§ **Written problem**
What lines of the data include the string "page"? Copy them all.

§ **Task material**

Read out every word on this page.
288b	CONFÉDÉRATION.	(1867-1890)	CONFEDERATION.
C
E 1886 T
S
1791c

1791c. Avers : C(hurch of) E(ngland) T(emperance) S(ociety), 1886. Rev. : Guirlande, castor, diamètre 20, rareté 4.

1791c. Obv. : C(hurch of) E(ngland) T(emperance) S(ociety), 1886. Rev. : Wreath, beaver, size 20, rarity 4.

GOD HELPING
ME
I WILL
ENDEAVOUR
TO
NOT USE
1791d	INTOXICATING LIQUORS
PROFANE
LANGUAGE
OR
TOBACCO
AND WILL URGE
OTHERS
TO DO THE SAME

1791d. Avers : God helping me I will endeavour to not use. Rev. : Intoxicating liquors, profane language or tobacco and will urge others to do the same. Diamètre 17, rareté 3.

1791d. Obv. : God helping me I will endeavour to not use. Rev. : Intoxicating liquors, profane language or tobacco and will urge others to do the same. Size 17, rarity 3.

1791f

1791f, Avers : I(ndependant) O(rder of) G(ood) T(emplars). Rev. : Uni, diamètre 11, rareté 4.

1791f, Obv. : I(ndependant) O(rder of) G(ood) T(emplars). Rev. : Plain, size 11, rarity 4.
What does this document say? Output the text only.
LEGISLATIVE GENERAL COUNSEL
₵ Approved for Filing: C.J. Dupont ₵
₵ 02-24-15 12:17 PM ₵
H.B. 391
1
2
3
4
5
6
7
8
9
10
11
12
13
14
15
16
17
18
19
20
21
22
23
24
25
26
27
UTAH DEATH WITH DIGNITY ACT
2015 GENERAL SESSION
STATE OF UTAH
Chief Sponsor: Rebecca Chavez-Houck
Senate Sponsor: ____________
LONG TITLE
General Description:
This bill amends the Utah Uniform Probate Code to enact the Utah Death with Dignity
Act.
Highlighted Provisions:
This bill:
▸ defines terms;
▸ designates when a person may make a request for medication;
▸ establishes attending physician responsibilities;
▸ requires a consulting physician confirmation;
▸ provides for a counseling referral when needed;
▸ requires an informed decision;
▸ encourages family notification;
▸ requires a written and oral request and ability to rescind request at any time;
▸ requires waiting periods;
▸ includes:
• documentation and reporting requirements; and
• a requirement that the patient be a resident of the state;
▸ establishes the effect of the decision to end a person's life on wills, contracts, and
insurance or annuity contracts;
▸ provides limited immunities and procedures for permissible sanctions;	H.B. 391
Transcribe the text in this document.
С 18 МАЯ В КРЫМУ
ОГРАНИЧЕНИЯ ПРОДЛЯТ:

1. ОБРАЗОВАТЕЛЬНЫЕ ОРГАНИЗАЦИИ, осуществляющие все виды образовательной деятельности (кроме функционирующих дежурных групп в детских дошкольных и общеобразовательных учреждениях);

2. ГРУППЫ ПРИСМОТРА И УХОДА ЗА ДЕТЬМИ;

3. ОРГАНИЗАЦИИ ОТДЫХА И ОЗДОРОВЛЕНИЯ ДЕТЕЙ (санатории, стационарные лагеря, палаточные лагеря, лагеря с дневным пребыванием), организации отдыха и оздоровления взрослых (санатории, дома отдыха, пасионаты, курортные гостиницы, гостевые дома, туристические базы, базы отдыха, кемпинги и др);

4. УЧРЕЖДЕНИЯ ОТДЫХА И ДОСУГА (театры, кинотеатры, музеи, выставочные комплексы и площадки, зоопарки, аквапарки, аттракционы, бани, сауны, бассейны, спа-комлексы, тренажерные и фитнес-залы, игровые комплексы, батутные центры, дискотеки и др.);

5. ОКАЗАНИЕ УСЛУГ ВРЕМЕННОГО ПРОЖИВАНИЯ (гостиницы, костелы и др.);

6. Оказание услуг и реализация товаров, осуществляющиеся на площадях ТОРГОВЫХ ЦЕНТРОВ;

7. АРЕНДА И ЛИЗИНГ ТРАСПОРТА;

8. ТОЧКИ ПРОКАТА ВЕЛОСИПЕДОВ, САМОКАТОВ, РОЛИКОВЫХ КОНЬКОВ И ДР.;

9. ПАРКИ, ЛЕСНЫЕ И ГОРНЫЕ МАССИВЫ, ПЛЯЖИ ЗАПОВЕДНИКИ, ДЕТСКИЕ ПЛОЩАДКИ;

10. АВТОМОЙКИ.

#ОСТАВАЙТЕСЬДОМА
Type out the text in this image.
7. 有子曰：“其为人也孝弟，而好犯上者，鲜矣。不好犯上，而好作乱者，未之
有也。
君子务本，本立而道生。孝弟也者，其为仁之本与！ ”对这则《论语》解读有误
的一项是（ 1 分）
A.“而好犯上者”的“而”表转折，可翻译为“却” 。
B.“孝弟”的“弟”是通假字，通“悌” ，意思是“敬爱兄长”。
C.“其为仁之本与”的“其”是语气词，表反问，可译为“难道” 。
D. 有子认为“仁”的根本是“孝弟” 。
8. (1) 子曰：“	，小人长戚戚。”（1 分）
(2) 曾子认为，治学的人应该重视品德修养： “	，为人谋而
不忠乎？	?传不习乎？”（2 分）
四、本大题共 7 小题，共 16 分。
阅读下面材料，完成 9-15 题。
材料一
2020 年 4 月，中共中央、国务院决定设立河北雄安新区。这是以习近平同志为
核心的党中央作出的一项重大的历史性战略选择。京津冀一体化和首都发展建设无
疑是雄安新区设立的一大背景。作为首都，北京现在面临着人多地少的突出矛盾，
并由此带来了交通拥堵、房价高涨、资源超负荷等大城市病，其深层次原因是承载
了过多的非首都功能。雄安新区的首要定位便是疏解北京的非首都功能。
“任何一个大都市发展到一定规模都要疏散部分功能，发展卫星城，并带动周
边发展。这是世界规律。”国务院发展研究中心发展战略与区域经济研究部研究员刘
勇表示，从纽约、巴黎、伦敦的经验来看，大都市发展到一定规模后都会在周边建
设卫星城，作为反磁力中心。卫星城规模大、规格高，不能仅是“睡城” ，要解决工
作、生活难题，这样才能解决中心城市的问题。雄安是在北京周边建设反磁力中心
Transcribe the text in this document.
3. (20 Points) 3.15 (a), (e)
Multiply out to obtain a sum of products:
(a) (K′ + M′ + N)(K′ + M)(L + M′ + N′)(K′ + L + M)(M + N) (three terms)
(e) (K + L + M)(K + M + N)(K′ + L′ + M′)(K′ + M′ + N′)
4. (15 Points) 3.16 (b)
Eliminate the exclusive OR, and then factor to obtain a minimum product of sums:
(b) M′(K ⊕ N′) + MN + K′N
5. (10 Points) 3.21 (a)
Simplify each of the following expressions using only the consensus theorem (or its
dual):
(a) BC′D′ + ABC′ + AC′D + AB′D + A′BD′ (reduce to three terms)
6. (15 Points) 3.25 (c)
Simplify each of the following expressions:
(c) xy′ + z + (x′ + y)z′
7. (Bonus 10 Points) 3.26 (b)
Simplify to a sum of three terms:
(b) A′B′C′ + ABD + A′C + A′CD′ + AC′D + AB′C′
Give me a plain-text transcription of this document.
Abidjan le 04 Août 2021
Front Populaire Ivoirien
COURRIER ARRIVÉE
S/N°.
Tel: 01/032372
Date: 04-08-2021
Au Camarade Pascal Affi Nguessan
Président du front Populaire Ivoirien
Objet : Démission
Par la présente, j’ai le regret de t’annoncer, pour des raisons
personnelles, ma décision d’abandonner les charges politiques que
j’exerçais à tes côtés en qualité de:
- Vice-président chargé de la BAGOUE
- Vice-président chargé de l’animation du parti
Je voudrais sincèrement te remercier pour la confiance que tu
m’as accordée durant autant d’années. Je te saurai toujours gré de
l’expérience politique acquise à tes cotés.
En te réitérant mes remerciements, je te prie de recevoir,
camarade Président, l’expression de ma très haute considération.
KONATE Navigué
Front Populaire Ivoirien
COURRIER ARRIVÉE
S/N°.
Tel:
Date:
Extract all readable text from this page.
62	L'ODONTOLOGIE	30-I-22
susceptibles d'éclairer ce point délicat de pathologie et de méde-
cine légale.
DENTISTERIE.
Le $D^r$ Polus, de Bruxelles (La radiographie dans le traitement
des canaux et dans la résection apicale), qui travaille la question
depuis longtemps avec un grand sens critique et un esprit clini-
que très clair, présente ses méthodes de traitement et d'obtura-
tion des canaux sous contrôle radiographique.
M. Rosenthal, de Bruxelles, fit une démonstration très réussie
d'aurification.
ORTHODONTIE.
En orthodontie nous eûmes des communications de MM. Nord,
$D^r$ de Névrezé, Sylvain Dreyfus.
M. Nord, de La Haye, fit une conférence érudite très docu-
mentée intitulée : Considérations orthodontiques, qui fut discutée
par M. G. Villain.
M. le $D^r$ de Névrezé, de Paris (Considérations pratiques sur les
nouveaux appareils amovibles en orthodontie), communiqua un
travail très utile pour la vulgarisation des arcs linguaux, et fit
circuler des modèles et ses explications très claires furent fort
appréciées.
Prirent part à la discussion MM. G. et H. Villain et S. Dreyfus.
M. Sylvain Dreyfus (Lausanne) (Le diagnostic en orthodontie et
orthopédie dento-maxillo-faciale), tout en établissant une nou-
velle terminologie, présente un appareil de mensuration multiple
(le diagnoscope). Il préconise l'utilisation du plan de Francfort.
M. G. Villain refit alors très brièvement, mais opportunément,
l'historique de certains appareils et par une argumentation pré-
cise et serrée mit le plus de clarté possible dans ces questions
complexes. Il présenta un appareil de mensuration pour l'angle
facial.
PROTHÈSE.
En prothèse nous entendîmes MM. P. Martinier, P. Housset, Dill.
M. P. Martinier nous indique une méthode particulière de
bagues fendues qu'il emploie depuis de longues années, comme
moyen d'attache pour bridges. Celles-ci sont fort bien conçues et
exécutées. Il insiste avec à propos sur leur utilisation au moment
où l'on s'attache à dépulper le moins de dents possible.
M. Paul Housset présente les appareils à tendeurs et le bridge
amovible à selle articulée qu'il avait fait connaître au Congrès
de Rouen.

§ **Response to this task**
Read out every word on this page.
Extract all readable text from this page.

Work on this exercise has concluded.